Begin ENTRIES

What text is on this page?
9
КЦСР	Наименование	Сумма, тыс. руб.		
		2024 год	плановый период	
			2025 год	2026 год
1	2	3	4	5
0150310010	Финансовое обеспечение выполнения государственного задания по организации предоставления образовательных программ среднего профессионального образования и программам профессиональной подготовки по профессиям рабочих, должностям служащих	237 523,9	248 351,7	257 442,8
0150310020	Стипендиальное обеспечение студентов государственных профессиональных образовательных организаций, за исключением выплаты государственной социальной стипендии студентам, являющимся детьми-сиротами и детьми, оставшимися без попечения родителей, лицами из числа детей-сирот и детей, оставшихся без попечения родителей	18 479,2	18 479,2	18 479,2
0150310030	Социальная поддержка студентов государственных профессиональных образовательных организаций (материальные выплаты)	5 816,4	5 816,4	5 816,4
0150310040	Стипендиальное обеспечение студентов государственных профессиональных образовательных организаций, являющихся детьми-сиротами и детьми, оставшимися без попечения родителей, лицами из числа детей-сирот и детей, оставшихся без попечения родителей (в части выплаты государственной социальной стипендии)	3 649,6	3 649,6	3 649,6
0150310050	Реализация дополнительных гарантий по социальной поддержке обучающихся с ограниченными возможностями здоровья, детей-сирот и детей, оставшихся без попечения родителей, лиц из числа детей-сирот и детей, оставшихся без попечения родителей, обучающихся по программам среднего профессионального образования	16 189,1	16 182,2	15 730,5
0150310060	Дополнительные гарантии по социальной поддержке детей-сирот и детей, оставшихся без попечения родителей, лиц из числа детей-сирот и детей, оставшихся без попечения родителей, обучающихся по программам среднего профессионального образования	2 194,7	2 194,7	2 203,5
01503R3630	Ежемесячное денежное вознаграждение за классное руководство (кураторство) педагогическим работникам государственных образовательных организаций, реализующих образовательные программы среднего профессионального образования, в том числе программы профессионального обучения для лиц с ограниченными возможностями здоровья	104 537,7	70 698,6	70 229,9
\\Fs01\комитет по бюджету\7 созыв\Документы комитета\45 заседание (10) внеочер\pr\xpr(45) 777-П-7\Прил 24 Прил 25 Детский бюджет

End ENTRIES

### [SHORT TASK]
Repeat all of the records above exactly as they appear.

### [PROBLEM SOLUTION]
What text is on this page?
9
КЦСР	Наименование	Сумма, тыс. руб.		
		2024 год	плановый период	
			2025 год	2026 год
1	2	3	4	5
0150310010	Финансовое обеспечение выполнения государственного задания по организации предоставления образовательных программ среднего профессионального образования и программам профессиональной подготовки по профессиям рабочих, должностям служащих	237 523,9	248 351,7	257 442,8
0150310020	Стипендиальное обеспечение студентов государственных профессиональных образовательных организаций, за исключением выплаты государственной социальной стипендии студентам, являющимся детьми-сиротами и детьми, оставшимися без попечения родителей, лицами из числа детей-сирот и детей, оставшихся без попечения родителей	18 479,2	18 479,2	18 479,2
0150310030	Социальная поддержка студентов государственных профессиональных образовательных организаций (материальные выплаты)	5 816,4	5 816,4	5 816,4
0150310040	Стипендиальное обеспечение студентов государственных профессиональных образовательных организаций, являющихся детьми-сиротами и детьми, оставшимися без попечения родителей, лицами из числа детей-сирот и детей, оставшихся без попечения родителей (в части выплаты государственной социальной стипендии)	3 649,6	3 649,6	3 649,6
0150310050	Реализация дополнительных гарантий по социальной поддержке обучающихся с ограниченными возможностями здоровья, детей-сирот и детей, оставшихся без попечения родителей, лиц из числа детей-сирот и детей, оставшихся без попечения родителей, обучающихся по программам среднего профессионального образования	16 189,1	16 182,2	15 730,5
0150310060	Дополнительные гарантии по социальной поддержке детей-сирот и детей, оставшихся без попечения родителей, лиц из числа детей-сирот и детей, оставшихся без попечения родителей, обучающихся по программам среднего профессионального образования	2 194,7	2 194,7	2 203,5
01503R3630	Ежемесячное денежное вознаграждение за классное руководство (кураторство) педагогическим работникам государственных образовательных организаций, реализующих образовательные программы среднего профессионального образования, в том числе программы профессионального обучения для лиц с ограниченными возможностями здоровья	104 537,7	70 698,6	70 229,9
\\Fs01\комитет по бюджету\7 созыв\Документы комитета\45 заседание (10) внеочер\pr\xpr(45) 777-П-7\Прил 24 Прил 25 Детский бюджет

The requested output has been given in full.